Work required
Search the listing below for the word "SYSTEM" and copy each line that holds it.

********************

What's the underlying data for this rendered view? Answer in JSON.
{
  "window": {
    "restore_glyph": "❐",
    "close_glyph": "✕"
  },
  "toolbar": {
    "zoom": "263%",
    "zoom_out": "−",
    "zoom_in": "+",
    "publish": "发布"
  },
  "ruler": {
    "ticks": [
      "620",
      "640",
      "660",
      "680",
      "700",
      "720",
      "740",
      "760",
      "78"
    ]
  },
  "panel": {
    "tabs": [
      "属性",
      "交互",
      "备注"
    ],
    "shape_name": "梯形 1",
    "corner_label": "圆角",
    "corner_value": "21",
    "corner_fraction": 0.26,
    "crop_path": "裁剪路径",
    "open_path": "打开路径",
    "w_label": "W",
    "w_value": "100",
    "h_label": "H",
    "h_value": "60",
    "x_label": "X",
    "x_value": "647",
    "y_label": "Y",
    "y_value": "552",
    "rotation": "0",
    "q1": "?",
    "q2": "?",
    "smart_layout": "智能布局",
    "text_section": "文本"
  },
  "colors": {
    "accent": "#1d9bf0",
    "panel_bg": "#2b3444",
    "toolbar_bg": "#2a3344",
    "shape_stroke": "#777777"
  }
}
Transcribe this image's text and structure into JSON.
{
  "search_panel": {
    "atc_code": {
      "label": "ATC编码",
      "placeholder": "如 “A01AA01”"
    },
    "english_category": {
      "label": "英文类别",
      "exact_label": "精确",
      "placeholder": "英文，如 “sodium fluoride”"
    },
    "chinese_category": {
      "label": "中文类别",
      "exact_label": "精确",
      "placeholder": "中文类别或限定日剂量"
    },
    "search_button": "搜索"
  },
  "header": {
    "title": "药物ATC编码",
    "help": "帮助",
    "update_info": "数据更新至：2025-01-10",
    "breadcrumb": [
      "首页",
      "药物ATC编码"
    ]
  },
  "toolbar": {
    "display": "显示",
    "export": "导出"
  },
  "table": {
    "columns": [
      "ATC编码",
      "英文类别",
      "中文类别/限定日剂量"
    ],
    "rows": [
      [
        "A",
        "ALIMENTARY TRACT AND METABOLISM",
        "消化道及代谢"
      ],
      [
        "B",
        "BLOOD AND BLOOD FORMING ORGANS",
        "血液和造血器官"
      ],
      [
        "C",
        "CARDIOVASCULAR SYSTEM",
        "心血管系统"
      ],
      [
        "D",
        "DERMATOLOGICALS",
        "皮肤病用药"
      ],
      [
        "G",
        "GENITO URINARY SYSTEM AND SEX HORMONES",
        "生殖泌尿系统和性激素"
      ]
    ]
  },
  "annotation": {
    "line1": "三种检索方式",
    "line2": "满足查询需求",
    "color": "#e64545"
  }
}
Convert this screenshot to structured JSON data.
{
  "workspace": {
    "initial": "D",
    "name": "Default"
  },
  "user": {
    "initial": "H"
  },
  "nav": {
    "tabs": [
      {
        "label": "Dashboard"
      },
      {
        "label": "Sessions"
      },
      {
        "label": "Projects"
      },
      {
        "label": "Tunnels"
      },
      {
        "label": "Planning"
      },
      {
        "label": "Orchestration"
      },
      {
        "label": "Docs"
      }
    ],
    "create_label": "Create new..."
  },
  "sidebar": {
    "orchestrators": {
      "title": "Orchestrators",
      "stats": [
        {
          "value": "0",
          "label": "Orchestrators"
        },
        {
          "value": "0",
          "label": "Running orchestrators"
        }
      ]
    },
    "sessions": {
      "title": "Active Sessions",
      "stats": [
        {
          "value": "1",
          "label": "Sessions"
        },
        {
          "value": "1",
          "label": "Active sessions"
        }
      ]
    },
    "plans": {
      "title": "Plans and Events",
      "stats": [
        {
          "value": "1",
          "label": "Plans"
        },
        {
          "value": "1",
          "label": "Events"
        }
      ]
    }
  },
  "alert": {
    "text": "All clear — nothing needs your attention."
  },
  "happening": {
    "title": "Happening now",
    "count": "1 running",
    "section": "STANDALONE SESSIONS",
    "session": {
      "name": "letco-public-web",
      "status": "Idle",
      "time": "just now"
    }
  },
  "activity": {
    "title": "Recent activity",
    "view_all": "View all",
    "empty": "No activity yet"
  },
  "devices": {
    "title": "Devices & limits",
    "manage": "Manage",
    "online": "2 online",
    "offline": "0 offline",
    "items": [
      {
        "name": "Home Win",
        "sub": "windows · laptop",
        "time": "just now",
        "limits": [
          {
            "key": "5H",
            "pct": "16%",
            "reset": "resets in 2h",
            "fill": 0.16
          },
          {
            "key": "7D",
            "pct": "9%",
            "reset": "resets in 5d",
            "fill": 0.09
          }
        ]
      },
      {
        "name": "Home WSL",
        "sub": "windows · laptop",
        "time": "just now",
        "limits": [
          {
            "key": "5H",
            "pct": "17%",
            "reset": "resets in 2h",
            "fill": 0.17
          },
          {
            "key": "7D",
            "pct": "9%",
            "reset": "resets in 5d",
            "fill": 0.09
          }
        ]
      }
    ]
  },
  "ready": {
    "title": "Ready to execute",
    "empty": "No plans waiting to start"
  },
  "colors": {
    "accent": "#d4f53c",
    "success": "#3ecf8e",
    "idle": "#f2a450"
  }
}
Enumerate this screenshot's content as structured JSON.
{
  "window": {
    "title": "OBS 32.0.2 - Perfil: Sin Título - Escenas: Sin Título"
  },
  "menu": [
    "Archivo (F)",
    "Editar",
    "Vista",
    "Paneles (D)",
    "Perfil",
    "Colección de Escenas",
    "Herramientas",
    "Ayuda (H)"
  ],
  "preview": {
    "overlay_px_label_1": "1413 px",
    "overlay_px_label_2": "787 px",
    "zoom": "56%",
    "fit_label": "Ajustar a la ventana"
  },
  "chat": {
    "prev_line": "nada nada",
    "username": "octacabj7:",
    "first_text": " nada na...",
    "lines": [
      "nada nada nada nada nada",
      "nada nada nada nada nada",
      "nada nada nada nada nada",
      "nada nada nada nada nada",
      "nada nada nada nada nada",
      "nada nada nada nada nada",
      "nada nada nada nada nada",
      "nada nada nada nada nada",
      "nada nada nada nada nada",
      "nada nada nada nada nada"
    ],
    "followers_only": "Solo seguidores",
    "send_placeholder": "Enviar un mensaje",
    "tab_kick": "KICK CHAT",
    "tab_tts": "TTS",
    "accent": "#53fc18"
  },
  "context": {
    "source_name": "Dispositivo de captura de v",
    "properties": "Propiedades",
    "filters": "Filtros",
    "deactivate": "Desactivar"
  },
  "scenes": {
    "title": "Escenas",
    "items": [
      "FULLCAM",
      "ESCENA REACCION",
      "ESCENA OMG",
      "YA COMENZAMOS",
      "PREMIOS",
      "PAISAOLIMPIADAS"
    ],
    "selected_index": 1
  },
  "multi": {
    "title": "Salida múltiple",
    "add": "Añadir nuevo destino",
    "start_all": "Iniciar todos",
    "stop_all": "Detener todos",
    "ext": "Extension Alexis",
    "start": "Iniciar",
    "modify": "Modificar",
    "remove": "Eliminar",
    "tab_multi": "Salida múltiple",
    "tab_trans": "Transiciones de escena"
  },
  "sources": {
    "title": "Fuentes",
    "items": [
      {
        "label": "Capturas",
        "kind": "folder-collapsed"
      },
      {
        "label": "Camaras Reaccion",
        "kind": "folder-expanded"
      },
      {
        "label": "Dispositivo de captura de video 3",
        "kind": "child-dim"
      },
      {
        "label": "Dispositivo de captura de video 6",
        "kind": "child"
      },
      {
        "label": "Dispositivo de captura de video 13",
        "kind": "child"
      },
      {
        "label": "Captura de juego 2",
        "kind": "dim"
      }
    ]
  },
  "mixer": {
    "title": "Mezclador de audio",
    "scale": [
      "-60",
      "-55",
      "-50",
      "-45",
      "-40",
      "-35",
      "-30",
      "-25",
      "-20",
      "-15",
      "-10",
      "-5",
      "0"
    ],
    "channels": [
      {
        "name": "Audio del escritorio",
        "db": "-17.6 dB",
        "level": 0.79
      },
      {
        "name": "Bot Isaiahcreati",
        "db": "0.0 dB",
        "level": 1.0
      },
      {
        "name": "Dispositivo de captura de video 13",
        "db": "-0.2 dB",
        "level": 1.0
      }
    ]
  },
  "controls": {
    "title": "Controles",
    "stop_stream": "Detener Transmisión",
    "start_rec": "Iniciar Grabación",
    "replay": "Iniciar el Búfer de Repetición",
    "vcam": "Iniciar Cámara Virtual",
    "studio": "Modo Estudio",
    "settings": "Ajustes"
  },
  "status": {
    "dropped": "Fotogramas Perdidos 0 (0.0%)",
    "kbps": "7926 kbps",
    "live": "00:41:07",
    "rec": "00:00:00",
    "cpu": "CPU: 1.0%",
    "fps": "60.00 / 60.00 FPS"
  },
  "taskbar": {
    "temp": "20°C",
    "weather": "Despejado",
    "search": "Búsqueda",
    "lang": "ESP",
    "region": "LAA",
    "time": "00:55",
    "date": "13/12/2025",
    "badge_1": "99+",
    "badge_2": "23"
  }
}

********************

Solution to the problem
        "CARDIOVASCULAR SYSTEM",
        "GENITO URINARY SYSTEM AND SEX HORMONES",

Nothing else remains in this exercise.